| DIRECTIONS FOR THIS TASK |
Examine each line of the data. Copy those that contain the string "органами".

Dataset entries
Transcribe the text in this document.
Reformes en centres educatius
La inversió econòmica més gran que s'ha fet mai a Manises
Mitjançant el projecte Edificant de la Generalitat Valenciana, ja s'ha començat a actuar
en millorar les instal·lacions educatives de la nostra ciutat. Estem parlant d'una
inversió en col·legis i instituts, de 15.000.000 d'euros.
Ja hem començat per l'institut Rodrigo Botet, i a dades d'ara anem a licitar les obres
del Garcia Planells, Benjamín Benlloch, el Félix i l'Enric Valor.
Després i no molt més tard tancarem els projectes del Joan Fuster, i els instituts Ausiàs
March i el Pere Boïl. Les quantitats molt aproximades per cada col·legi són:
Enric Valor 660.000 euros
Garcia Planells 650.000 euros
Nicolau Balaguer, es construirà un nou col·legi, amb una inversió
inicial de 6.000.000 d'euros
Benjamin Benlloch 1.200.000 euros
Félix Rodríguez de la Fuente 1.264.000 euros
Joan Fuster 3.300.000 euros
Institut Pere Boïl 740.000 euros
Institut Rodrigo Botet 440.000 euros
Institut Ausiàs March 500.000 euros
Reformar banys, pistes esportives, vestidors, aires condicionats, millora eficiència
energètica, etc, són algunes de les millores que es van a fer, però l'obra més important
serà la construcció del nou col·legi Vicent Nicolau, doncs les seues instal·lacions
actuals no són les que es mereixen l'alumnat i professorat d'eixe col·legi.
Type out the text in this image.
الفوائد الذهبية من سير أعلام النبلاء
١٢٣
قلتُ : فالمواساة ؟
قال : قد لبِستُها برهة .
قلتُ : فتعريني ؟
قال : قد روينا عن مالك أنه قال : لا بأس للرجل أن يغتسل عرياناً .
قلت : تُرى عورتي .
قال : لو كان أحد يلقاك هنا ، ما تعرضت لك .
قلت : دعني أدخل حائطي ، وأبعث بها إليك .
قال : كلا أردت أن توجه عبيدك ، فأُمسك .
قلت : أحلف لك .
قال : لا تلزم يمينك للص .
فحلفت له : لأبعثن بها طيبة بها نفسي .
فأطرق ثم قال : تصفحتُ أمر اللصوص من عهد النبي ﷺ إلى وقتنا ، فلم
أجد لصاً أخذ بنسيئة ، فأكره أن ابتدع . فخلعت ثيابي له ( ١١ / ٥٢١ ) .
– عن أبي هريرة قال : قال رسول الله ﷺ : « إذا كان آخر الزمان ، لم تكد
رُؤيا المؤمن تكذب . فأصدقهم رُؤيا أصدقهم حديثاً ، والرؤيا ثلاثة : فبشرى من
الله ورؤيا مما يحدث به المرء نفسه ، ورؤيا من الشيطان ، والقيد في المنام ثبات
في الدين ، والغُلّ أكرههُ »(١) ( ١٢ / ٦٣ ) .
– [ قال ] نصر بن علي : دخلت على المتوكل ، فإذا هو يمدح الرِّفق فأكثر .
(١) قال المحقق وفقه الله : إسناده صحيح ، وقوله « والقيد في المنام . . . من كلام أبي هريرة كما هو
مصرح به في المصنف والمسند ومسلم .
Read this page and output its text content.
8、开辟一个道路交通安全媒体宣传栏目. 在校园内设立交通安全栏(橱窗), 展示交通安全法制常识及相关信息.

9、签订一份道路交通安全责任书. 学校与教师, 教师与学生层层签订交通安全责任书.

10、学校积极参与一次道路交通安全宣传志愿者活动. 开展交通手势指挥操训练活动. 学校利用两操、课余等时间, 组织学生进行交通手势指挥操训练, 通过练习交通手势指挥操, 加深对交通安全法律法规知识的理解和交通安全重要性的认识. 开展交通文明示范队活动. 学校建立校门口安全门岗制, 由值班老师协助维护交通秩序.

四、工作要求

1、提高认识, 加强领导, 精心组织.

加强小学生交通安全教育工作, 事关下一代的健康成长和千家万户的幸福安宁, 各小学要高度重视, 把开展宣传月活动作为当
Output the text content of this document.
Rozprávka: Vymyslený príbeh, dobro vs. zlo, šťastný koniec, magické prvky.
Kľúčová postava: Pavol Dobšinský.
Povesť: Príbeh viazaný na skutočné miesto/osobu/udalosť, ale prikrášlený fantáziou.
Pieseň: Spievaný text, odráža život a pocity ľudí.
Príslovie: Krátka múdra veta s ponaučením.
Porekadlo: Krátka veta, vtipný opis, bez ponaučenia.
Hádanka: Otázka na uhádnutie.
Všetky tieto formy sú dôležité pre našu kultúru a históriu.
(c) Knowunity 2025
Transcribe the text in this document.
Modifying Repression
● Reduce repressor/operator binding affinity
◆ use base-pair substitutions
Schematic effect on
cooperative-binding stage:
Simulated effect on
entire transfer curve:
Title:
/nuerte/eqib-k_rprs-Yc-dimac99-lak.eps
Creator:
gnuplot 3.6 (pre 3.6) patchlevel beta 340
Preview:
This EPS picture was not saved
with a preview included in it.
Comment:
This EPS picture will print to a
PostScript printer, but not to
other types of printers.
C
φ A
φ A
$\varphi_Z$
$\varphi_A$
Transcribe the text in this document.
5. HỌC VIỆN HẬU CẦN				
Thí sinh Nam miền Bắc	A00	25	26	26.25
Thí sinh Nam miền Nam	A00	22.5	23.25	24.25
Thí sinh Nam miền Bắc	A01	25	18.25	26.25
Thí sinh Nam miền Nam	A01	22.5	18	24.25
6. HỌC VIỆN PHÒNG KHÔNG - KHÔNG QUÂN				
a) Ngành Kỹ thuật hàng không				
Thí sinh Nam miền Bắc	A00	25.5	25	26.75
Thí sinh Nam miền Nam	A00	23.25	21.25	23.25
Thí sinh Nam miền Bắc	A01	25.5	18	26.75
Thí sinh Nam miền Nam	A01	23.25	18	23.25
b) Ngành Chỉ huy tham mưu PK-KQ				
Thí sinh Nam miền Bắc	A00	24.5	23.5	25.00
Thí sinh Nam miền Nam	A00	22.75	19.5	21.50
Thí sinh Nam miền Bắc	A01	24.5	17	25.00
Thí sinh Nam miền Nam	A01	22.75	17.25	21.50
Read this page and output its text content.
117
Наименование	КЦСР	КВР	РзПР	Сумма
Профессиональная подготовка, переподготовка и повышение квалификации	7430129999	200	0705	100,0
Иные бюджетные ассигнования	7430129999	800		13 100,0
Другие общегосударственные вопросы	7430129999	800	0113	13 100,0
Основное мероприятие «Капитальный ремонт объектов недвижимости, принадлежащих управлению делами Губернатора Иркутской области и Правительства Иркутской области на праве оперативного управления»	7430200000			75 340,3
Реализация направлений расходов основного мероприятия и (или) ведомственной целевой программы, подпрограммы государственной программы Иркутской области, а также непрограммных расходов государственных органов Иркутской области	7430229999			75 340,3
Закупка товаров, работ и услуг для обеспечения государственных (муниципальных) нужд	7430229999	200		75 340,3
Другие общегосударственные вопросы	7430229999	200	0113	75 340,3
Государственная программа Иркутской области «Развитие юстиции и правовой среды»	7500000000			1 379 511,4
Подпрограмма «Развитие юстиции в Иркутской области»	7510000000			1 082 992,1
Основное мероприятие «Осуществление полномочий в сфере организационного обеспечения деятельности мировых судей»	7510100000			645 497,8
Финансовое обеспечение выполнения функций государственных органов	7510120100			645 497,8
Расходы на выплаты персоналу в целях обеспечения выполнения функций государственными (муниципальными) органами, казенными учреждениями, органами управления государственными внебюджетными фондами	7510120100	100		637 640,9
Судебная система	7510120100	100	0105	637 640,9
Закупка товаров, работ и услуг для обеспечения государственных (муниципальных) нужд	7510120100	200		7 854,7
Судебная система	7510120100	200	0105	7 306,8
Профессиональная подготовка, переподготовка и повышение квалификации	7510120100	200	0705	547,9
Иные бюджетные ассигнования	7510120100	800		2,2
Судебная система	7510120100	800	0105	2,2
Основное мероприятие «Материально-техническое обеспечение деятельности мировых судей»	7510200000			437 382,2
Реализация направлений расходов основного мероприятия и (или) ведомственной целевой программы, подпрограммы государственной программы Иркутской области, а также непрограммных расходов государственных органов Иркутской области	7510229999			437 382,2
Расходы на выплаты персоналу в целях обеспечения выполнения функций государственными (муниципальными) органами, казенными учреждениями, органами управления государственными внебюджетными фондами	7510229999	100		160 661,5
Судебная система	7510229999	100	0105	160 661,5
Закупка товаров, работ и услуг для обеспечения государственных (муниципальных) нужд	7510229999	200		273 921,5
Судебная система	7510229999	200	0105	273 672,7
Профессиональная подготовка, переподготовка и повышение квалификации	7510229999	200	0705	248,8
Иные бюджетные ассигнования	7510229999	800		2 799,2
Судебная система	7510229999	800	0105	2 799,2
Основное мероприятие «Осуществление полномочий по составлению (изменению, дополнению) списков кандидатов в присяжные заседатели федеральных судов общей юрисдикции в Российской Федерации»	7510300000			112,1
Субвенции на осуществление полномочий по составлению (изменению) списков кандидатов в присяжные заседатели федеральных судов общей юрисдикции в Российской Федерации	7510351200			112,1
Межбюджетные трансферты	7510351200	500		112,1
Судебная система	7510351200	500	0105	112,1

| FINISHED EXERCISE |
Расходы на выплаты персоналу в целях обеспечения выполнения функций государственными (муниципальными) органами, казенными учреждениями, органами управления государственными внебюджетными фондами	7510120100	100		637 640,9
Расходы на выплаты персоналу в целях обеспечения выполнения функций государственными (муниципальными) органами, казенными учреждениями, органами управления государственными внебюджетными фондами	7510229999	100		160 661,5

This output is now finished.